→ WHAT NEEDS TO BE DONE: Copy out all lines that hold "train".

→ EXERCISE MATERIAL:
▬▬▬▬▬▬▬▬▬▬

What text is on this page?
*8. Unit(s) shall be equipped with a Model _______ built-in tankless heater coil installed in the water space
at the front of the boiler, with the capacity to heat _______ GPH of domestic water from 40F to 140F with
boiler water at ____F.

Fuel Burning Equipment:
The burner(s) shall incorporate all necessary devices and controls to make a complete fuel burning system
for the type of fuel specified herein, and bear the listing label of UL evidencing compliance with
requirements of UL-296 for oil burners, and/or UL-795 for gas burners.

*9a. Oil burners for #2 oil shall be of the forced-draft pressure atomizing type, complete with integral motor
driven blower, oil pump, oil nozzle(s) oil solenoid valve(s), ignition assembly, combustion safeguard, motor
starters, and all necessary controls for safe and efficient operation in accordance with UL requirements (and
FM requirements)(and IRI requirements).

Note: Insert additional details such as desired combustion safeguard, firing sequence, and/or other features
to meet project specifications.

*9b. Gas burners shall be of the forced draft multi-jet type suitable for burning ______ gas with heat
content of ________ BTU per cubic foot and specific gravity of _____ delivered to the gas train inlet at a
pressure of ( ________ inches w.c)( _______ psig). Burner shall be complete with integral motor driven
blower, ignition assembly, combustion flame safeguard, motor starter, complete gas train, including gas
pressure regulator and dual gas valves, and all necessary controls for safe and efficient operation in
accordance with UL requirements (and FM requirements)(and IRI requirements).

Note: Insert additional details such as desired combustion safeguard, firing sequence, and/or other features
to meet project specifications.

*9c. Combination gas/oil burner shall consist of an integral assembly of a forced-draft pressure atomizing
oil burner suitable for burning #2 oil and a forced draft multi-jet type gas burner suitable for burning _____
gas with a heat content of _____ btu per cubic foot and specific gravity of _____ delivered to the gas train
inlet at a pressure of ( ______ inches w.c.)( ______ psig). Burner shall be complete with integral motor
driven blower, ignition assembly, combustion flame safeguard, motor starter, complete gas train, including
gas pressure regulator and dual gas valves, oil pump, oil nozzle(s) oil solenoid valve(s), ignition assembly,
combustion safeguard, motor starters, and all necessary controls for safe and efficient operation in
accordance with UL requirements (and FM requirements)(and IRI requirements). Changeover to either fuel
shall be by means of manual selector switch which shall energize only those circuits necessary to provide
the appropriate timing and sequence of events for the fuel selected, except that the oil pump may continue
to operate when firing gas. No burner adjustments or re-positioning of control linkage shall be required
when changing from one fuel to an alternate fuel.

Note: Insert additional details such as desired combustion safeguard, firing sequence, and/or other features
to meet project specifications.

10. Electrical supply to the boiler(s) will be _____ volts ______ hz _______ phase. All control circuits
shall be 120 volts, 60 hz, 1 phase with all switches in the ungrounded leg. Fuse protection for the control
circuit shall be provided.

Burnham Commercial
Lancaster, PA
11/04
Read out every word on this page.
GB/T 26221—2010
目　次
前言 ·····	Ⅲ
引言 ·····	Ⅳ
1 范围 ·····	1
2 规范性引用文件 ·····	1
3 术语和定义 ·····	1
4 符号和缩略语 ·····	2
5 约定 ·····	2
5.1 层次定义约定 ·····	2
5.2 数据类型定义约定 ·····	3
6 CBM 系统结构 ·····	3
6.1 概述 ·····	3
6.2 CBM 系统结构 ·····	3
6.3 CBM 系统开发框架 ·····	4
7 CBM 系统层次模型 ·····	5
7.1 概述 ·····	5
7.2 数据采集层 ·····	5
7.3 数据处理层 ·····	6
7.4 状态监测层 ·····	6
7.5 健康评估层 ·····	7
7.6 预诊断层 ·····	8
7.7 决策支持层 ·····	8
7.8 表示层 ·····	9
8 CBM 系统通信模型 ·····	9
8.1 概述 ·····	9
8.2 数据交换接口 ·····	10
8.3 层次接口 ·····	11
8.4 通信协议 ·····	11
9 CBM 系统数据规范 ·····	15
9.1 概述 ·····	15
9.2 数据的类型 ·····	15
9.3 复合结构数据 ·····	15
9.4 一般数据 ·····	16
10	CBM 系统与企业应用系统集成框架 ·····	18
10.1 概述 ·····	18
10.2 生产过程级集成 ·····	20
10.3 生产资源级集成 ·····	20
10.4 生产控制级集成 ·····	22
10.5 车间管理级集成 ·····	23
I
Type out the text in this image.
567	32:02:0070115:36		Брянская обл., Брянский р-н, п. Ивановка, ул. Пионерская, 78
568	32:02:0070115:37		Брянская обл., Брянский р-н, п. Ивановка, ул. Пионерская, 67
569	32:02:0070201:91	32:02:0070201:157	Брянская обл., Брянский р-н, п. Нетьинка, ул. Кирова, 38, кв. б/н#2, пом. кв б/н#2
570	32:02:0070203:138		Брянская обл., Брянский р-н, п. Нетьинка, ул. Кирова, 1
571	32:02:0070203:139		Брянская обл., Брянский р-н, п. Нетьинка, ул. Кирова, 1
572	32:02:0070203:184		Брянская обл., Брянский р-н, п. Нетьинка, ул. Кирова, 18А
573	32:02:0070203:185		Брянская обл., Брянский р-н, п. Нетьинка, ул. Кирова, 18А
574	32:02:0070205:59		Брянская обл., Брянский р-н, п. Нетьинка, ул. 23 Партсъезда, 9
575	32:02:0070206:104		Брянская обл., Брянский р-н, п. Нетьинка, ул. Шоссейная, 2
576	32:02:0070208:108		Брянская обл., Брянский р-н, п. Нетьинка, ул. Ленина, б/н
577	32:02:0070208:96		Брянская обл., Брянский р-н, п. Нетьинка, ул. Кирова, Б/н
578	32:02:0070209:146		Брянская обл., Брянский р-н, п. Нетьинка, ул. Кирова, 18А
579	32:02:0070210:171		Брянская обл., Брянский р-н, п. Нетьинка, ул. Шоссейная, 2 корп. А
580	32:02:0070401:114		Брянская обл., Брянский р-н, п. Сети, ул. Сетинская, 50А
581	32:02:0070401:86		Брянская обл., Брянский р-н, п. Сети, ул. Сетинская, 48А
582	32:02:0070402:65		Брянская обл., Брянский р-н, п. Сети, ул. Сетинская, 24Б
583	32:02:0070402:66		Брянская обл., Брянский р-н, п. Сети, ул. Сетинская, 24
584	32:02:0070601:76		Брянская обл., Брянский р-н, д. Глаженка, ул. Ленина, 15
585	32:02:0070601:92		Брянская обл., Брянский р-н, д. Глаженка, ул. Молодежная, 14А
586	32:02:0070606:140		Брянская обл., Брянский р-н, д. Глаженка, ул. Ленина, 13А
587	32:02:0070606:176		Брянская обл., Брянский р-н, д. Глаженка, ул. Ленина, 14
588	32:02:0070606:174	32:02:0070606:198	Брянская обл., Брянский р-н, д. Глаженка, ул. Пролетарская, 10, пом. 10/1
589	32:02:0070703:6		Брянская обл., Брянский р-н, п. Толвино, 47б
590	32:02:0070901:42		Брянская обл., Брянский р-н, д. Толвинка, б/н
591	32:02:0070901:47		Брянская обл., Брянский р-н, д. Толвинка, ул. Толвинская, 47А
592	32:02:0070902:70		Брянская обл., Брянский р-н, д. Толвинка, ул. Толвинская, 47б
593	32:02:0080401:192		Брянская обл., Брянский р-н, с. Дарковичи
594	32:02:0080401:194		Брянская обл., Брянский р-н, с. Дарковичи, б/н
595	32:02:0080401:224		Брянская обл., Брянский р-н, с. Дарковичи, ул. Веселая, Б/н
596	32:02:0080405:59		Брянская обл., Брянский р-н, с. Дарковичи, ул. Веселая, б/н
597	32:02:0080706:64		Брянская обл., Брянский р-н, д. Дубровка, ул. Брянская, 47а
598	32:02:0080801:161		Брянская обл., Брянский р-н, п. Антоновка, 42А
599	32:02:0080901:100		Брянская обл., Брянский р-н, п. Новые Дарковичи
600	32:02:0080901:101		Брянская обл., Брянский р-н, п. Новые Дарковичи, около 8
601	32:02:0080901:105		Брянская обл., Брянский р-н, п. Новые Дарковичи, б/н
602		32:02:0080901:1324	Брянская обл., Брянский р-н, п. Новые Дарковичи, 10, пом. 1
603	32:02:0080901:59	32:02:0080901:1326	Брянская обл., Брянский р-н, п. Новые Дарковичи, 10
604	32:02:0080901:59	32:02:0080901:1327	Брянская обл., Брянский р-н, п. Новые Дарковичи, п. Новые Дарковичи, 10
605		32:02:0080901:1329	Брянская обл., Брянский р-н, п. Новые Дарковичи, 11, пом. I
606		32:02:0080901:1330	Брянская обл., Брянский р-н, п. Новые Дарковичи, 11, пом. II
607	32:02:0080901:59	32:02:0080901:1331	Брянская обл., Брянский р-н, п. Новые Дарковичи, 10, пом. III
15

▬▬▬▬▬▬▬▬▬▬

→ TASK SOLUTION:
content of ________ BTU per cubic foot and specific gravity of _____ delivered to the gas train inlet at a
blower, ignition assembly, combustion flame safeguard, motor starter, complete gas train, including gas
gas with a heat content of _____ btu per cubic foot and specific gravity of _____ delivered to the gas train
driven blower, ignition assembly, combustion flame safeguard, motor starter, complete gas train, including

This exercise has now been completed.